# RAW RECORDS
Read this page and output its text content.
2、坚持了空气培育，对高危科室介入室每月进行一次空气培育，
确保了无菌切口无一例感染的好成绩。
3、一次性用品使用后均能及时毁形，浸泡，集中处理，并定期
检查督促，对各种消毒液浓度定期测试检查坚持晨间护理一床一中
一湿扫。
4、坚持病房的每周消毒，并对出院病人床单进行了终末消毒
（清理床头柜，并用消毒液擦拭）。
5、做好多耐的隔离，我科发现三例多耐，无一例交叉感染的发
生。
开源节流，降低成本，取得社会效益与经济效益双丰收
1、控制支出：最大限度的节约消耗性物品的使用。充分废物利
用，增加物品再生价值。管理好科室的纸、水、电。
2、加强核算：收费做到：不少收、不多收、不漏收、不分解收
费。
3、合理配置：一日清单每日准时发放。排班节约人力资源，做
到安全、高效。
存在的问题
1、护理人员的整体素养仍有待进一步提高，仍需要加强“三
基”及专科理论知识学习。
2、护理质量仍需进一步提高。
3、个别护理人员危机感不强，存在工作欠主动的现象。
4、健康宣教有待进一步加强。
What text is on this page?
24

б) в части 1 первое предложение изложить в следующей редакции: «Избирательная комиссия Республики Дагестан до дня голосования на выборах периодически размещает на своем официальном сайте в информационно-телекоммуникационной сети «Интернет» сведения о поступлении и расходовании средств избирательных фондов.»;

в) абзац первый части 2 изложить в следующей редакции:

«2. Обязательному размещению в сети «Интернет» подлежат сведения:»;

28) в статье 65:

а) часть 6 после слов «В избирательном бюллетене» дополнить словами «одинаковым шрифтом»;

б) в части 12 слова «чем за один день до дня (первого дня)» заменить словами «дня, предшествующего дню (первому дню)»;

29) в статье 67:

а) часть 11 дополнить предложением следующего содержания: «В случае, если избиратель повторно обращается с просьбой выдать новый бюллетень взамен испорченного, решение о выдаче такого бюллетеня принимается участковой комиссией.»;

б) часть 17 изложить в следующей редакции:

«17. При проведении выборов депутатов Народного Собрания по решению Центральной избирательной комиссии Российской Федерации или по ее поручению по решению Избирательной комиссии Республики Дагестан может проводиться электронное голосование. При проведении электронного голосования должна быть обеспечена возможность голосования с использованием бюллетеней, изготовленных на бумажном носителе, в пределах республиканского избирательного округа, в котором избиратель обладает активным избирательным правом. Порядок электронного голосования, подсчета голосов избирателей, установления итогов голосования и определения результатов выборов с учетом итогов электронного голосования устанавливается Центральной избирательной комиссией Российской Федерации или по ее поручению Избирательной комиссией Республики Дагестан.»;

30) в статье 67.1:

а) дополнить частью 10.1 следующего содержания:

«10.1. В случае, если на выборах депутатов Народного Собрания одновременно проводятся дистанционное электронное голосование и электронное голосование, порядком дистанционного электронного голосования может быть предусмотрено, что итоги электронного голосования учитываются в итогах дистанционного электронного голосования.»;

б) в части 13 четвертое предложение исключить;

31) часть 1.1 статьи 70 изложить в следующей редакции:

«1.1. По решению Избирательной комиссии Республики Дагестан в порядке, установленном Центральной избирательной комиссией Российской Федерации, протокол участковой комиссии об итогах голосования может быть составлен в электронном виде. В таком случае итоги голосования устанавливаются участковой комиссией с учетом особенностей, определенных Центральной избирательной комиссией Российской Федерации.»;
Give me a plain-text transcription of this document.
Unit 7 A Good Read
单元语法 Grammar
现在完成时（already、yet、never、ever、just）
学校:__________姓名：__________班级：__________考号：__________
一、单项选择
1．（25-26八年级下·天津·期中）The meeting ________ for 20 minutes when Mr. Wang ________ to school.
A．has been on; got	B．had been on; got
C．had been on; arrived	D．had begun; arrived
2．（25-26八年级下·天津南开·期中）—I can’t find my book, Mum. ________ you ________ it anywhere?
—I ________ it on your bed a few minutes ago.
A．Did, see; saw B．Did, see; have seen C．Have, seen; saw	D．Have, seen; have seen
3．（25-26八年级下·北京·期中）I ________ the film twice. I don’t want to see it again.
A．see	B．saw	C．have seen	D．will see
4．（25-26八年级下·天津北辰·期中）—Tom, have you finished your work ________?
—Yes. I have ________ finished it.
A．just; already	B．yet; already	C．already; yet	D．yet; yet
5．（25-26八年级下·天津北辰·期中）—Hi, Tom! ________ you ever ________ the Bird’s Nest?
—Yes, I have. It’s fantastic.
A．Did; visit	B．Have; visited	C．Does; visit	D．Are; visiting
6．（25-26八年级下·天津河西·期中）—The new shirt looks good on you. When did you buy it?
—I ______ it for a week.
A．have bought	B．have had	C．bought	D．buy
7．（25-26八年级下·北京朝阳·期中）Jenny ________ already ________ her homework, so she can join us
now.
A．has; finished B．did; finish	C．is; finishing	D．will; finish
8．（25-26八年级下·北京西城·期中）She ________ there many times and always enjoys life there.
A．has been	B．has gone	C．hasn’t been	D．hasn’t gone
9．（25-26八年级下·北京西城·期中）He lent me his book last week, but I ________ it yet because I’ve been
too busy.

# WHAT YOU WILL DO
Copy out each record, keeping every word as it is.

# FINISHED EXERCISE
Read this page and output its text content.
2、坚持了空气培育，对高危科室介入室每月进行一次空气培育，
确保了无菌切口无一例感染的好成绩。
3、一次性用品使用后均能及时毁形，浸泡，集中处理，并定期
检查督促，对各种消毒液浓度定期测试检查坚持晨间护理一床一中
一湿扫。
4、坚持病房的每周消毒，并对出院病人床单进行了终末消毒
（清理床头柜，并用消毒液擦拭）。
5、做好多耐的隔离，我科发现三例多耐，无一例交叉感染的发
生。
开源节流，降低成本，取得社会效益与经济效益双丰收
1、控制支出：最大限度的节约消耗性物品的使用。充分废物利
用，增加物品再生价值。管理好科室的纸、水、电。
2、加强核算：收费做到：不少收、不多收、不漏收、不分解收
费。
3、合理配置：一日清单每日准时发放。排班节约人力资源，做
到安全、高效。
存在的问题
1、护理人员的整体素养仍有待进一步提高，仍需要加强“三
基”及专科理论知识学习。
2、护理质量仍需进一步提高。
3、个别护理人员危机感不强，存在工作欠主动的现象。
4、健康宣教有待进一步加强。
What text is on this page?
24

б) в части 1 первое предложение изложить в следующей редакции: «Избирательная комиссия Республики Дагестан до дня голосования на выборах периодически размещает на своем официальном сайте в информационно-телекоммуникационной сети «Интернет» сведения о поступлении и расходовании средств избирательных фондов.»;

в) абзац первый части 2 изложить в следующей редакции:

«2. Обязательному размещению в сети «Интернет» подлежат сведения:»;

28) в статье 65:

а) часть 6 после слов «В избирательном бюллетене» дополнить словами «одинаковым шрифтом»;

б) в части 12 слова «чем за один день до дня (первого дня)» заменить словами «дня, предшествующего дню (первому дню)»;

29) в статье 67:

а) часть 11 дополнить предложением следующего содержания: «В случае, если избиратель повторно обращается с просьбой выдать новый бюллетень взамен испорченного, решение о выдаче такого бюллетеня принимается участковой комиссией.»;

б) часть 17 изложить в следующей редакции:

«17. При проведении выборов депутатов Народного Собрания по решению Центральной избирательной комиссии Российской Федерации или по ее поручению по решению Избирательной комиссии Республики Дагестан может проводиться электронное голосование. При проведении электронного голосования должна быть обеспечена возможность голосования с использованием бюллетеней, изготовленных на бумажном носителе, в пределах республиканского избирательного округа, в котором избиратель обладает активным избирательным правом. Порядок электронного голосования, подсчета голосов избирателей, установления итогов голосования и определения результатов выборов с учетом итогов электронного голосования устанавливается Центральной избирательной комиссией Российской Федерации или по ее поручению Избирательной комиссией Республики Дагестан.»;

30) в статье 67.1:

а) дополнить частью 10.1 следующего содержания:

«10.1. В случае, если на выборах депутатов Народного Собрания одновременно проводятся дистанционное электронное голосование и электронное голосование, порядком дистанционного электронного голосования может быть предусмотрено, что итоги электронного голосования учитываются в итогах дистанционного электронного голосования.»;

б) в части 13 четвертое предложение исключить;

31) часть 1.1 статьи 70 изложить в следующей редакции:

«1.1. По решению Избирательной комиссии Республики Дагестан в порядке, установленном Центральной избирательной комиссией Российской Федерации, протокол участковой комиссии об итогах голосования может быть составлен в электронном виде. В таком случае итоги голосования устанавливаются участковой комиссией с учетом особенностей, определенных Центральной избирательной комиссией Российской Федерации.»;
Give me a plain-text transcription of this document.
Unit 7 A Good Read
单元语法 Grammar
现在完成时（already、yet、never、ever、just）
学校:__________姓名：__________班级：__________考号：__________
一、单项选择
1．（25-26八年级下·天津·期中）The meeting ________ for 20 minutes when Mr. Wang ________ to school.
A．has been on; got	B．had been on; got
C．had been on; arrived	D．had begun; arrived
2．（25-26八年级下·天津南开·期中）—I can’t find my book, Mum. ________ you ________ it anywhere?
—I ________ it on your bed a few minutes ago.
A．Did, see; saw B．Did, see; have seen C．Have, seen; saw	D．Have, seen; have seen
3．（25-26八年级下·北京·期中）I ________ the film twice. I don’t want to see it again.
A．see	B．saw	C．have seen	D．will see
4．（25-26八年级下·天津北辰·期中）—Tom, have you finished your work ________?
—Yes. I have ________ finished it.
A．just; already	B．yet; already	C．already; yet	D．yet; yet
5．（25-26八年级下·天津北辰·期中）—Hi, Tom! ________ you ever ________ the Bird’s Nest?
—Yes, I have. It’s fantastic.
A．Did; visit	B．Have; visited	C．Does; visit	D．Are; visiting
6．（25-26八年级下·天津河西·期中）—The new shirt looks good on you. When did you buy it?
—I ______ it for a week.
A．have bought	B．have had	C．bought	D．buy
7．（25-26八年级下·北京朝阳·期中）Jenny ________ already ________ her homework, so she can join us
now.
A．has; finished B．did; finish	C．is; finishing	D．will; finish
8．（25-26八年级下·北京西城·期中）She ________ there many times and always enjoys life there.
A．has been	B．has gone	C．hasn’t been	D．hasn’t gone
9．（25-26八年级下·北京西城·期中）He lent me his book last week, but I ________ it yet because I’ve been
too busy.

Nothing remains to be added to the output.